### Dataset entries on figures
=======
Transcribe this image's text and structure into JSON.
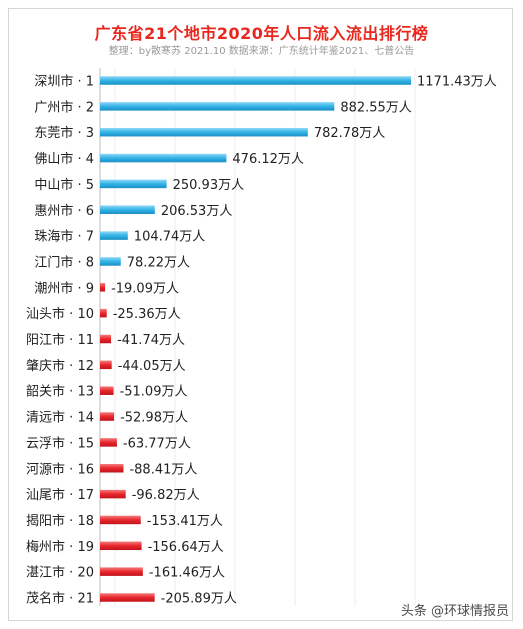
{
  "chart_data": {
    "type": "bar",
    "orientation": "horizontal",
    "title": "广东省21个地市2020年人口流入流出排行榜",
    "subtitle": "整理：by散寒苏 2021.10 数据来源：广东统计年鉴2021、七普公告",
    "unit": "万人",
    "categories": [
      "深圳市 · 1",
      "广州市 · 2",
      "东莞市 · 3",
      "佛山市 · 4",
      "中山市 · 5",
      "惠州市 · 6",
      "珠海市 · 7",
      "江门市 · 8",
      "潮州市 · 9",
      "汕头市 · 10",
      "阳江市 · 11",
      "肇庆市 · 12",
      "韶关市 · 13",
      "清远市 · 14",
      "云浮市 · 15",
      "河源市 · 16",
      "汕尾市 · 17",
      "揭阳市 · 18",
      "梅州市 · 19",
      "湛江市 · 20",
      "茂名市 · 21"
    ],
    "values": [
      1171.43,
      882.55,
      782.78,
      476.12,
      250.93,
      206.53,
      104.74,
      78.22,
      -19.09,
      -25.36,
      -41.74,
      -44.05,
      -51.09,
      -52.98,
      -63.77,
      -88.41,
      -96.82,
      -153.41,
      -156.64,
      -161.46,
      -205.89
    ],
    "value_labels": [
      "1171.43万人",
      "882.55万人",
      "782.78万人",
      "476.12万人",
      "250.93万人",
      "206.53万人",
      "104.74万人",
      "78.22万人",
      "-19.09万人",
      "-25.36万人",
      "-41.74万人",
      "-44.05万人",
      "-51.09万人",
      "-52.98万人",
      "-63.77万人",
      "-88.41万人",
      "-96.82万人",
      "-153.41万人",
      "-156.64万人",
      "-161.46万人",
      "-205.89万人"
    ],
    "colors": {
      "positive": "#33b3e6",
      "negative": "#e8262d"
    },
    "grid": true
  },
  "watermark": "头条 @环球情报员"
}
=======
### Exercise details
Take the listing above and restate it word for word, without its pictures.

### Solution
Transcribe this image's text and structure into JSON.
{
  "chart_data": {
    "type": "bar",
    "orientation": "horizontal",
    "title": "广东省21个地市2020年人口流入流出排行榜",
    "subtitle": "整理：by散寒苏 2021.10 数据来源：广东统计年鉴2021、七普公告",
    "unit": "万人",
    "categories": [
      "深圳市 · 1",
      "广州市 · 2",
      "东莞市 · 3",
      "佛山市 · 4",
      "中山市 · 5",
      "惠州市 · 6",
      "珠海市 · 7",
      "江门市 · 8",
      "潮州市 · 9",
      "汕头市 · 10",
      "阳江市 · 11",
      "肇庆市 · 12",
      "韶关市 · 13",
      "清远市 · 14",
      "云浮市 · 15",
      "河源市 · 16",
      "汕尾市 · 17",
      "揭阳市 · 18",
      "梅州市 · 19",
      "湛江市 · 20",
      "茂名市 · 21"
    ],
    "values": [
      1171.43,
      882.55,
      782.78,
      476.12,
      250.93,
      206.53,
      104.74,
      78.22,
      -19.09,
      -25.36,
      -41.74,
      -44.05,
      -51.09,
      -52.98,
      -63.77,
      -88.41,
      -96.82,
      -153.41,
      -156.64,
      -161.46,
      -205.89
    ],
    "value_labels": [
      "1171.43万人",
      "882.55万人",
      "782.78万人",
      "476.12万人",
      "250.93万人",
      "206.53万人",
      "104.74万人",
      "78.22万人",
      "-19.09万人",
      "-25.36万人",
      "-41.74万人",
      "-44.05万人",
      "-51.09万人",
      "-52.98万人",
      "-63.77万人",
      "-88.41万人",
      "-96.82万人",
      "-153.41万人",
      "-156.64万人",
      "-161.46万人",
      "-205.89万人"
    ],
    "colors": {
      "positive": "#33b3e6",
      "negative": "#e8262d"
    },
    "grid": true
  },
  "watermark": "头条 @环球情报员"
}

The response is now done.